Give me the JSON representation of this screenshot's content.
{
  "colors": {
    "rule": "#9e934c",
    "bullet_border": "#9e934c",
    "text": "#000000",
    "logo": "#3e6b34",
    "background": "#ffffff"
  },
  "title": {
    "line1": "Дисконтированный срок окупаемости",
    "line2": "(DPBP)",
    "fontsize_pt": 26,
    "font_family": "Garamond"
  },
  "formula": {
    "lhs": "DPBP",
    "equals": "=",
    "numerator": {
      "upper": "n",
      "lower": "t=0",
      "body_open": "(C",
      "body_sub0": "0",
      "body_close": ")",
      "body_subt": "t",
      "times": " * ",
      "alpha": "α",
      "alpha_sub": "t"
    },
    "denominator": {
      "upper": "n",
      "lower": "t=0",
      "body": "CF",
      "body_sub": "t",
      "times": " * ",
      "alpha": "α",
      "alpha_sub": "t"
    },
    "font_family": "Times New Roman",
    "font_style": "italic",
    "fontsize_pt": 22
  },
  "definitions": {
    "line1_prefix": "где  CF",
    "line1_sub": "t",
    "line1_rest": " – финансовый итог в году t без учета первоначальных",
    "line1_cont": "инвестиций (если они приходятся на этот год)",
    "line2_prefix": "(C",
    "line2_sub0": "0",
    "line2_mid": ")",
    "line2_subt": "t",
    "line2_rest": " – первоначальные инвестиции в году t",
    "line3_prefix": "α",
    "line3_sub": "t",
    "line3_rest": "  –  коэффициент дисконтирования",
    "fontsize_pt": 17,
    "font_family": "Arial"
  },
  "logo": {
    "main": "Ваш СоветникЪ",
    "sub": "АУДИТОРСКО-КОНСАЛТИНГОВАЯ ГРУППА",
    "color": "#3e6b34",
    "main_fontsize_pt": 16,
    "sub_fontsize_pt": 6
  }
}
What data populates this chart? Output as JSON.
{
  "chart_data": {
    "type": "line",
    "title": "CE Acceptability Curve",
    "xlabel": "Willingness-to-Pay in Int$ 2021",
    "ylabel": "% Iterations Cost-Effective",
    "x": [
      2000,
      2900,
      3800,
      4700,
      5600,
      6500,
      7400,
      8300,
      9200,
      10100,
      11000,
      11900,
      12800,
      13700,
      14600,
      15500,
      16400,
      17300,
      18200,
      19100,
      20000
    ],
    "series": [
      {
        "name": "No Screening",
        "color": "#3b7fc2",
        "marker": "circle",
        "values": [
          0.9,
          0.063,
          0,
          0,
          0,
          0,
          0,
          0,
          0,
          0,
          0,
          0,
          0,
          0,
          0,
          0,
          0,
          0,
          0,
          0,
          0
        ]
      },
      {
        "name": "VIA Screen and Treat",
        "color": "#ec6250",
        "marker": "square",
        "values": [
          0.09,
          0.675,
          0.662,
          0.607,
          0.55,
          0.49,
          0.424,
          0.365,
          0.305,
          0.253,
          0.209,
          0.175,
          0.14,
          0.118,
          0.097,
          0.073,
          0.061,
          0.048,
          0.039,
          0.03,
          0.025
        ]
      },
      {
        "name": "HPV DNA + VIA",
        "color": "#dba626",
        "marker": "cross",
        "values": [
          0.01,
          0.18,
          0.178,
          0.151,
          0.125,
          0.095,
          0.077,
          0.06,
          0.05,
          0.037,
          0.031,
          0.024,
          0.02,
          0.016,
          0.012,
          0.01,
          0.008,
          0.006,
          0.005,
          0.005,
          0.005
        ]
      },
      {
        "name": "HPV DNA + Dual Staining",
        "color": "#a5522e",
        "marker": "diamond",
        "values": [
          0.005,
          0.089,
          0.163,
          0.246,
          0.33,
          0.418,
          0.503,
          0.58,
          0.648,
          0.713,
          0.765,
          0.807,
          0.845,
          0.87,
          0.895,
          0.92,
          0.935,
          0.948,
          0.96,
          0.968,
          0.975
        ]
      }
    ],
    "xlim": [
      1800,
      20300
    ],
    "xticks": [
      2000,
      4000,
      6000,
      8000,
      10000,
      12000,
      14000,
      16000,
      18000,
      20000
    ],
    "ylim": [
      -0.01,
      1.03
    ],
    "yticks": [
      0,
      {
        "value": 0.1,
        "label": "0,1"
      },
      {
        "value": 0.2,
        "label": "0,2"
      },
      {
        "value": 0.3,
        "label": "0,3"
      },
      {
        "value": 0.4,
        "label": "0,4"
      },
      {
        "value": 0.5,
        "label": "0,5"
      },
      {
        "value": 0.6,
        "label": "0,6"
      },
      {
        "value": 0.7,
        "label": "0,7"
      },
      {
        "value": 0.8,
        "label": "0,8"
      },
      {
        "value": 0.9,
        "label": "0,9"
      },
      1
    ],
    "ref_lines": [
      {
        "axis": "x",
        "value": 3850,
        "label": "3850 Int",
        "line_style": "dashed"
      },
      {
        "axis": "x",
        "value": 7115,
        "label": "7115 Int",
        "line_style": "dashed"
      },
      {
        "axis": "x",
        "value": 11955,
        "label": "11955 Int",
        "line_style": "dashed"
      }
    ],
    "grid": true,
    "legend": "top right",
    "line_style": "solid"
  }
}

Short task:
Recopy all the lines exactly as they appear.

Exercise solution:
Give me the JSON representation of this screenshot's content.
{
  "colors": {
    "rule": "#9e934c",
    "bullet_border": "#9e934c",
    "text": "#000000",
    "logo": "#3e6b34",
    "background": "#ffffff"
  },
  "title": {
    "line1": "Дисконтированный срок окупаемости",
    "line2": "(DPBP)",
    "fontsize_pt": 26,
    "font_family": "Garamond"
  },
  "formula": {
    "lhs": "DPBP",
    "equals": "=",
    "numerator": {
      "upper": "n",
      "lower": "t=0",
      "body_open": "(C",
      "body_sub0": "0",
      "body_close": ")",
      "body_subt": "t",
      "times": " * ",
      "alpha": "α",
      "alpha_sub": "t"
    },
    "denominator": {
      "upper": "n",
      "lower": "t=0",
      "body": "CF",
      "body_sub": "t",
      "times": " * ",
      "alpha": "α",
      "alpha_sub": "t"
    },
    "font_family": "Times New Roman",
    "font_style": "italic",
    "fontsize_pt": 22
  },
  "definitions": {
    "line1_prefix": "где  CF",
    "line1_sub": "t",
    "line1_rest": " – финансовый итог в году t без учета первоначальных",
    "line1_cont": "инвестиций (если они приходятся на этот год)",
    "line2_prefix": "(C",
    "line2_sub0": "0",
    "line2_mid": ")",
    "line2_subt": "t",
    "line2_rest": " – первоначальные инвестиции в году t",
    "line3_prefix": "α",
    "line3_sub": "t",
    "line3_rest": "  –  коэффициент дисконтирования",
    "fontsize_pt": 17,
    "font_family": "Arial"
  },
  "logo": {
    "main": "Ваш СоветникЪ",
    "sub": "АУДИТОРСКО-КОНСАЛТИНГОВАЯ ГРУППА",
    "color": "#3e6b34",
    "main_fontsize_pt": 16,
    "sub_fontsize_pt": 6
  }
}
What data populates this chart? Output as JSON.
{
  "chart_data": {
    "type": "line",
    "title": "CE Acceptability Curve",
    "xlabel": "Willingness-to-Pay in Int$ 2021",
    "ylabel": "% Iterations Cost-Effective",
    "x": [
      2000,
      2900,
      3800,
      4700,
      5600,
      6500,
      7400,
      8300,
      9200,
      10100,
      11000,
      11900,
      12800,
      13700,
      14600,
      15500,
      16400,
      17300,
      18200,
      19100,
      20000
    ],
    "series": [
      {
        "name": "No Screening",
        "color": "#3b7fc2",
        "marker": "circle",
        "values": [
          0.9,
          0.063,
          0,
          0,
          0,
          0,
          0,
          0,
          0,
          0,
          0,
          0,
          0,
          0,
          0,
          0,
          0,
          0,
          0,
          0,
          0
        ]
      },
      {
        "name": "VIA Screen and Treat",
        "color": "#ec6250",
        "marker": "square",
        "values": [
          0.09,
          0.675,
          0.662,
          0.607,
          0.55,
          0.49,
          0.424,
          0.365,
          0.305,
          0.253,
          0.209,
          0.175,
          0.14,
          0.118,
          0.097,
          0.073,
          0.061,
          0.048,
          0.039,
          0.03,
          0.025
        ]
      },
      {
        "name": "HPV DNA + VIA",
        "color": "#dba626",
        "marker": "cross",
        "values": [
          0.01,
          0.18,
          0.178,
          0.151,
          0.125,
          0.095,
          0.077,
          0.06,
          0.05,
          0.037,
          0.031,
          0.024,
          0.02,
          0.016,
          0.012,
          0.01,
          0.008,
          0.006,
          0.005,
          0.005,
          0.005
        ]
      },
      {
        "name": "HPV DNA + Dual Staining",
        "color": "#a5522e",
        "marker": "diamond",
        "values": [
          0.005,
          0.089,
          0.163,
          0.246,
          0.33,
          0.418,
          0.503,
          0.58,
          0.648,
          0.713,
          0.765,
          0.807,
          0.845,
          0.87,
          0.895,
          0.92,
          0.935,
          0.948,
          0.96,
          0.968,
          0.975
        ]
      }
    ],
    "xlim": [
      1800,
      20300
    ],
    "xticks": [
      2000,
      4000,
      6000,
      8000,
      10000,
      12000,
      14000,
      16000,
      18000,
      20000
    ],
    "ylim": [
      -0.01,
      1.03
    ],
    "yticks": [
      0,
      {
        "value": 0.1,
        "label": "0,1"
      },
      {
        "value": 0.2,
        "label": "0,2"
      },
      {
        "value": 0.3,
        "label": "0,3"
      },
      {
        "value": 0.4,
        "label": "0,4"
      },
      {
        "value": 0.5,
        "label": "0,5"
      },
      {
        "value": 0.6,
        "label": "0,6"
      },
      {
        "value": 0.7,
        "label": "0,7"
      },
      {
        "value": 0.8,
        "label": "0,8"
      },
      {
        "value": 0.9,
        "label": "0,9"
      },
      1
    ],
    "ref_lines": [
      {
        "axis": "x",
        "value": 3850,
        "label": "3850 Int",
        "line_style": "dashed"
      },
      {
        "axis": "x",
        "value": 7115,
        "label": "7115 Int",
        "line_style": "dashed"
      },
      {
        "axis": "x",
        "value": 11955,
        "label": "11955 Int",
        "line_style": "dashed"
      }
    ],
    "grid": true,
    "legend": "top right",
    "line_style": "solid"
  }
}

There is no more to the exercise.